EXERCISE INPUTS:

-=-=-

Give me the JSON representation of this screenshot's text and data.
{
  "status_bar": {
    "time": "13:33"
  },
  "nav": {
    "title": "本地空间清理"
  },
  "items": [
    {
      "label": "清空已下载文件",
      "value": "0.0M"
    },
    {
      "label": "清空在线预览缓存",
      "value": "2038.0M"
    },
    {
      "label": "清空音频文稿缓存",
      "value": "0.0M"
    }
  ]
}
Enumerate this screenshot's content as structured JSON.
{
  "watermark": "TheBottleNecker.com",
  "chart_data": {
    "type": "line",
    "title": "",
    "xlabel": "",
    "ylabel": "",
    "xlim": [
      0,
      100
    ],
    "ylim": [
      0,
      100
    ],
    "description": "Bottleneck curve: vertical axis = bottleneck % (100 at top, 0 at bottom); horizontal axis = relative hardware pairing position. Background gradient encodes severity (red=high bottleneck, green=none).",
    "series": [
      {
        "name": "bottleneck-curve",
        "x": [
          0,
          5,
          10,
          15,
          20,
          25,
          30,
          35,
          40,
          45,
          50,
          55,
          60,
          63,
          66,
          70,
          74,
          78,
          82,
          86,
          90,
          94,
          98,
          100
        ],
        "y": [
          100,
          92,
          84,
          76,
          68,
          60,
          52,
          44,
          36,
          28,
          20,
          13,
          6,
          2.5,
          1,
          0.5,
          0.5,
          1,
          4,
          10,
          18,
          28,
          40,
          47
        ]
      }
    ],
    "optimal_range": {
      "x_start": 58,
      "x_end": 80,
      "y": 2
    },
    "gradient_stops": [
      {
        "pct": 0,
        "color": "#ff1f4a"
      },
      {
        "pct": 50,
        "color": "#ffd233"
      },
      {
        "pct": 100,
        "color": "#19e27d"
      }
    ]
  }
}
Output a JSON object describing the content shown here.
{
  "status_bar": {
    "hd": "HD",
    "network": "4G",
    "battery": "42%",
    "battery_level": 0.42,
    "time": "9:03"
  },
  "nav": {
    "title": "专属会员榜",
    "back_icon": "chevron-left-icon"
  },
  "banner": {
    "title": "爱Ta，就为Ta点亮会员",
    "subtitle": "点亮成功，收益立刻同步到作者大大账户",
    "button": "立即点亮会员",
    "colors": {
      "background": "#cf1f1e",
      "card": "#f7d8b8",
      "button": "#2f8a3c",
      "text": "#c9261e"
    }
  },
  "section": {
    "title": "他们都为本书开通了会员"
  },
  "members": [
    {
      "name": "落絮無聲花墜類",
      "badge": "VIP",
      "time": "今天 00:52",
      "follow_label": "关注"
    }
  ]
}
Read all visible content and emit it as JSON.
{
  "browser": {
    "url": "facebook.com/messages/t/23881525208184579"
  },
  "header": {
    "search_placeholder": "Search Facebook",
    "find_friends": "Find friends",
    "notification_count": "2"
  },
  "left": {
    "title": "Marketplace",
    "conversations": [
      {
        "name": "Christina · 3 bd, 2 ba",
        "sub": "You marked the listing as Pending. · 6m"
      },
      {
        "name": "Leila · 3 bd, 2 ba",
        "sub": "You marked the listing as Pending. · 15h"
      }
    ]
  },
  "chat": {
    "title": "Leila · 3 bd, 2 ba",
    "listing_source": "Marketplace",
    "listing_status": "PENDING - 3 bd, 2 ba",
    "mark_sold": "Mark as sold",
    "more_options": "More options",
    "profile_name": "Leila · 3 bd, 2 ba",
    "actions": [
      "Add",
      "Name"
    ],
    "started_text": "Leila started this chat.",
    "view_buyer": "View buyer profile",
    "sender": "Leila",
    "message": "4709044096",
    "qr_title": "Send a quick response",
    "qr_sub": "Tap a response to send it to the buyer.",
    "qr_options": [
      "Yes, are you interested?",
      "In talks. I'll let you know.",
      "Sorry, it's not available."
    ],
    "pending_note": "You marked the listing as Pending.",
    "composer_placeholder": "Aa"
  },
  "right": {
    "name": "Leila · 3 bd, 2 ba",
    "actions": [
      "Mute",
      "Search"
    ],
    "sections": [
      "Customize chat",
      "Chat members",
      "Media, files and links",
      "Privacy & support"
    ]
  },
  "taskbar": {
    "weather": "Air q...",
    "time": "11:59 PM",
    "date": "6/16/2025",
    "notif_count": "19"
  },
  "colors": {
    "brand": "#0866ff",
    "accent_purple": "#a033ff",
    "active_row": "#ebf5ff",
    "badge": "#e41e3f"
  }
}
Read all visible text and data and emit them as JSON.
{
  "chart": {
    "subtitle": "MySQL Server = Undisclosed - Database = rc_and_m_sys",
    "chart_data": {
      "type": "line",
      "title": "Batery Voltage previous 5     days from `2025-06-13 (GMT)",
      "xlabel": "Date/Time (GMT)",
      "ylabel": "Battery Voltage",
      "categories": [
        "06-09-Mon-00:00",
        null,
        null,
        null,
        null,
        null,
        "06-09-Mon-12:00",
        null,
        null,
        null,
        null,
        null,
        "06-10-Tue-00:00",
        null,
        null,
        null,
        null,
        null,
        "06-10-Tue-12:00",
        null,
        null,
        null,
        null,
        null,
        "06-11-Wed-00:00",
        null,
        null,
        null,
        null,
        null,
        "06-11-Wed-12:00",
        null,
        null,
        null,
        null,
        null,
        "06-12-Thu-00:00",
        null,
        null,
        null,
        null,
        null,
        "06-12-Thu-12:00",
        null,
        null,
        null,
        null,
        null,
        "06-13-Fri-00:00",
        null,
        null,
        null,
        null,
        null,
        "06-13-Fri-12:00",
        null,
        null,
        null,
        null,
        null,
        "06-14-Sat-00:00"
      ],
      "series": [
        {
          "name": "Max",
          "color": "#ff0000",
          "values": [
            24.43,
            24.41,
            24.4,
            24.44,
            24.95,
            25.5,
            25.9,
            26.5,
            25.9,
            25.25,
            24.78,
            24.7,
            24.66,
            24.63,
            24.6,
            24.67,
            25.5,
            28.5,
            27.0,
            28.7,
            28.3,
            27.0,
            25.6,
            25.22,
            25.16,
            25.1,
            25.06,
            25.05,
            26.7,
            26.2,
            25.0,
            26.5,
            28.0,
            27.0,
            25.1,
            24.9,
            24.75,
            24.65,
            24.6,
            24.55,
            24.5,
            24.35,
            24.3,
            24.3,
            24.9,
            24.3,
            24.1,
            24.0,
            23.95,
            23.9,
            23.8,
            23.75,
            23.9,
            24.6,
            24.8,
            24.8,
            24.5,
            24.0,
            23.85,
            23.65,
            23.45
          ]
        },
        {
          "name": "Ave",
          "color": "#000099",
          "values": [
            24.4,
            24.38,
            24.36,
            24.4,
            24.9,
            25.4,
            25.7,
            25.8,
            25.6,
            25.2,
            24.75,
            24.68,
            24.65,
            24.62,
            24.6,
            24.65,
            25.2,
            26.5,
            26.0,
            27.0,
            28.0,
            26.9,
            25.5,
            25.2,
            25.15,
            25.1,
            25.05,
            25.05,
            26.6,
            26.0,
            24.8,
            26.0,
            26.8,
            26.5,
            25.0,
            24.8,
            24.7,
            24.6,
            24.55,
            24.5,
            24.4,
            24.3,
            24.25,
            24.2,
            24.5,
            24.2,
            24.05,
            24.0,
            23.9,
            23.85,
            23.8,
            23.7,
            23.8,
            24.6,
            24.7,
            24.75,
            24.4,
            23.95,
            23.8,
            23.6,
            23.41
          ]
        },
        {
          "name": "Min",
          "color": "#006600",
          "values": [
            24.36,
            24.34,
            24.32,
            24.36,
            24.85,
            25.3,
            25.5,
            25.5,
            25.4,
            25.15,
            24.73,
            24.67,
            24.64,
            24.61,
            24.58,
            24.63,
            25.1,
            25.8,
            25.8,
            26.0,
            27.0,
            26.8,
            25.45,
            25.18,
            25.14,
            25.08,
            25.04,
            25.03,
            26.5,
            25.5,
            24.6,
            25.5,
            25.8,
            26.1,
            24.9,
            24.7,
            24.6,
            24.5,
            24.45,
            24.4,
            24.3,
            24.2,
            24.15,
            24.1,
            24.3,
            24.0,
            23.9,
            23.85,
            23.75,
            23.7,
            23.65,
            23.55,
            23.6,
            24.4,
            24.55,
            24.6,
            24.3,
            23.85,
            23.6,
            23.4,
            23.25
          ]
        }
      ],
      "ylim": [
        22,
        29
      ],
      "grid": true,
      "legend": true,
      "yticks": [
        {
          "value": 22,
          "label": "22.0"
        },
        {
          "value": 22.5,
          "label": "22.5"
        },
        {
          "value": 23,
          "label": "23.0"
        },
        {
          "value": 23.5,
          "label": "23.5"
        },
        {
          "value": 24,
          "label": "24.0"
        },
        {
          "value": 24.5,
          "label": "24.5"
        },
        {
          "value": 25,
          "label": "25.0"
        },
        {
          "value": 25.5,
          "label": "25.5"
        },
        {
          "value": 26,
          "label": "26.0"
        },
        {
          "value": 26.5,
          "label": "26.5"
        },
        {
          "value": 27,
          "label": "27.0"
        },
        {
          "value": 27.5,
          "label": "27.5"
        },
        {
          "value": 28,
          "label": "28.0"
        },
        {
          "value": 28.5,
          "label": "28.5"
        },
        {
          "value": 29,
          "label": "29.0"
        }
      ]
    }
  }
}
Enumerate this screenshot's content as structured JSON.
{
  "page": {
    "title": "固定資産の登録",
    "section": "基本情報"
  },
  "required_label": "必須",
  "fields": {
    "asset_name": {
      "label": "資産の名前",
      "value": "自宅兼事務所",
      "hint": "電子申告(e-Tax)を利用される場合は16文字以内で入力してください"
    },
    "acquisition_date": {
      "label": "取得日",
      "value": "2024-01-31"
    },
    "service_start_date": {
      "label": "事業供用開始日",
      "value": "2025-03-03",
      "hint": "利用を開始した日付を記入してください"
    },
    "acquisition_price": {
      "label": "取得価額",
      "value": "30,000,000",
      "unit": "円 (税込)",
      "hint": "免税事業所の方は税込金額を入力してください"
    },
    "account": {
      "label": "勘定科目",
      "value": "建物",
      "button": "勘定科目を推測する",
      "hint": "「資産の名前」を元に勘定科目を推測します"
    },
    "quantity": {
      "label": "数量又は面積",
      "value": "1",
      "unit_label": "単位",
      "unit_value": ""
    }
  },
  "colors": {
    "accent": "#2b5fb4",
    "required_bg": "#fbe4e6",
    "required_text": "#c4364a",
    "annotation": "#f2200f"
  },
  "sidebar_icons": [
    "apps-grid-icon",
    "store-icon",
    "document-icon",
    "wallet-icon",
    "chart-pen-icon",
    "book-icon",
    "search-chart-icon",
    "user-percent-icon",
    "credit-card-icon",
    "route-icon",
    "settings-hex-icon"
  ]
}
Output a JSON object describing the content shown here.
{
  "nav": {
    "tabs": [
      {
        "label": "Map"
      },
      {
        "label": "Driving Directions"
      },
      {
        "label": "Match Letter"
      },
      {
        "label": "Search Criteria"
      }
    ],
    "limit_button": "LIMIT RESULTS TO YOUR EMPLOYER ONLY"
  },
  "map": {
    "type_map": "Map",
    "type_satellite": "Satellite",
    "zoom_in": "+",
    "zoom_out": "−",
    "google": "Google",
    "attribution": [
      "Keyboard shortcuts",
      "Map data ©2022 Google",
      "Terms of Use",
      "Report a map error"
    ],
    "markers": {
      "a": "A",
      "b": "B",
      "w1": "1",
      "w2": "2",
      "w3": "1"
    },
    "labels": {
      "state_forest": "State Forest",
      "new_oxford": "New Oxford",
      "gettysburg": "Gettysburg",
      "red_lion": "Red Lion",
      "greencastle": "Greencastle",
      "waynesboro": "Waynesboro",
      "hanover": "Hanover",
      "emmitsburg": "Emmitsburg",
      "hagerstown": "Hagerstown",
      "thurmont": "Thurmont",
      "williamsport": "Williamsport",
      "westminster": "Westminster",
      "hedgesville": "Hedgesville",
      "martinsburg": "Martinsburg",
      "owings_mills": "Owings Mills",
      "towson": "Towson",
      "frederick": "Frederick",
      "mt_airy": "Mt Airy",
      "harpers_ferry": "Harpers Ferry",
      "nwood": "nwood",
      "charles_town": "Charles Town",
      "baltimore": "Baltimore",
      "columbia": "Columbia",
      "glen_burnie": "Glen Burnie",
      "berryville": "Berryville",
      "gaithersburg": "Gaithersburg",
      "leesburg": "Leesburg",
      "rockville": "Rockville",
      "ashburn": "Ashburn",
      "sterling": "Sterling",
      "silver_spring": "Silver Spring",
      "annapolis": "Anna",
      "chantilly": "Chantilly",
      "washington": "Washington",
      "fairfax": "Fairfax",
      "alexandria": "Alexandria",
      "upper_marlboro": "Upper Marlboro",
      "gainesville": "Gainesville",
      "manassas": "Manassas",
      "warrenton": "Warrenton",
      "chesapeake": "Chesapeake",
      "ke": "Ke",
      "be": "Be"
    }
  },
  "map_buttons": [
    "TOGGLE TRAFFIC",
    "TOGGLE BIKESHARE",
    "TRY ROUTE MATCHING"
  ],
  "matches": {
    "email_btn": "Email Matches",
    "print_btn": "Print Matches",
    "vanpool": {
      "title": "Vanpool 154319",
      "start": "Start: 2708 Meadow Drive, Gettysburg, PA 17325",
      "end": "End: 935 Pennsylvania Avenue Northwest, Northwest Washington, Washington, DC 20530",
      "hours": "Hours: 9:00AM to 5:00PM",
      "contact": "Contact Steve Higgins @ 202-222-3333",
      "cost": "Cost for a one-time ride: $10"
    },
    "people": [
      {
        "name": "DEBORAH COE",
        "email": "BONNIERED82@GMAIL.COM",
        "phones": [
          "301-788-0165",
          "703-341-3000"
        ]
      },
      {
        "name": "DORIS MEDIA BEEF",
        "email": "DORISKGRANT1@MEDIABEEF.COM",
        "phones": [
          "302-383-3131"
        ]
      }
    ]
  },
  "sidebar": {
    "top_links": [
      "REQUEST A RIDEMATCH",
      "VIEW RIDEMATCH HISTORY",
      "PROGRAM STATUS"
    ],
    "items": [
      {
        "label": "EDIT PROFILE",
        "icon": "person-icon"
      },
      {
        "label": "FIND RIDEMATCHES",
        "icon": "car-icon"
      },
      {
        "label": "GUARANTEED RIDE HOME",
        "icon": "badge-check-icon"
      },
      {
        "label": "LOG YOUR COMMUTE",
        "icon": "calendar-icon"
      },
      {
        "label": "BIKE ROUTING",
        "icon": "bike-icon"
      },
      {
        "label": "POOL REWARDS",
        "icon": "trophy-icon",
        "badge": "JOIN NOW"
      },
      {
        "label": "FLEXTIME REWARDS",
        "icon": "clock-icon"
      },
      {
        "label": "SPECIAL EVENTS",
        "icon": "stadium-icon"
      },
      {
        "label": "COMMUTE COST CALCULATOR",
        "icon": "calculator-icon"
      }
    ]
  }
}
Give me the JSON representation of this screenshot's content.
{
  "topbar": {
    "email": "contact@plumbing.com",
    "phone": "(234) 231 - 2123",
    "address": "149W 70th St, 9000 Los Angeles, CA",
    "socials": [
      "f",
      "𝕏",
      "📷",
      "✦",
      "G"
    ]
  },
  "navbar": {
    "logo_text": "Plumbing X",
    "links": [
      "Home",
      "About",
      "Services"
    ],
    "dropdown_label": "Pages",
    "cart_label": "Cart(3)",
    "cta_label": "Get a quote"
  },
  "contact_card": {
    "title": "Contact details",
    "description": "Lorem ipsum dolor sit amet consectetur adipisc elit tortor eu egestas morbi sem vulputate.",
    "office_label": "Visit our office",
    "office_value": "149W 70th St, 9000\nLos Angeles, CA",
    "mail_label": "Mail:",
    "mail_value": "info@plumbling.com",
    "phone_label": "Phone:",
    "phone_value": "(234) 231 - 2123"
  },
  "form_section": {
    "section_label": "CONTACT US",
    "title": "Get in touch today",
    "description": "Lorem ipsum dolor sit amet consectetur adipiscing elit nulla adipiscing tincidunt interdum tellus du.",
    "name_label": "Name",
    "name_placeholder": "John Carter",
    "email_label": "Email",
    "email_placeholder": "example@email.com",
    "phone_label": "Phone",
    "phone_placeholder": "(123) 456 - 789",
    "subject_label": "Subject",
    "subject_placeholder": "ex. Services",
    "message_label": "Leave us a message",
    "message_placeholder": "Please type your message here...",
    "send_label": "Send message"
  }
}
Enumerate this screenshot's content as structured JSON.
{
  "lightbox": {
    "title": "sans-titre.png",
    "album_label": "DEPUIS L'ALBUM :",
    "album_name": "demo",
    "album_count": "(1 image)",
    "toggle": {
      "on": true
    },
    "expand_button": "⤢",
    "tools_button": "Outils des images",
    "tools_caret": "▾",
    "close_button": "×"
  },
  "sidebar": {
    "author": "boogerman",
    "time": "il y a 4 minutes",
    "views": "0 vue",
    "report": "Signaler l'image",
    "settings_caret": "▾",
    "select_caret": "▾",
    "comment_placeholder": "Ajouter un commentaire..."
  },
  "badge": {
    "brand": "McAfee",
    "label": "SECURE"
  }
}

-=-=-

GIVEN TASK:
Give the number of lines above that hold the word "buyer", and nothing more.

CORRECT ANSWER:
2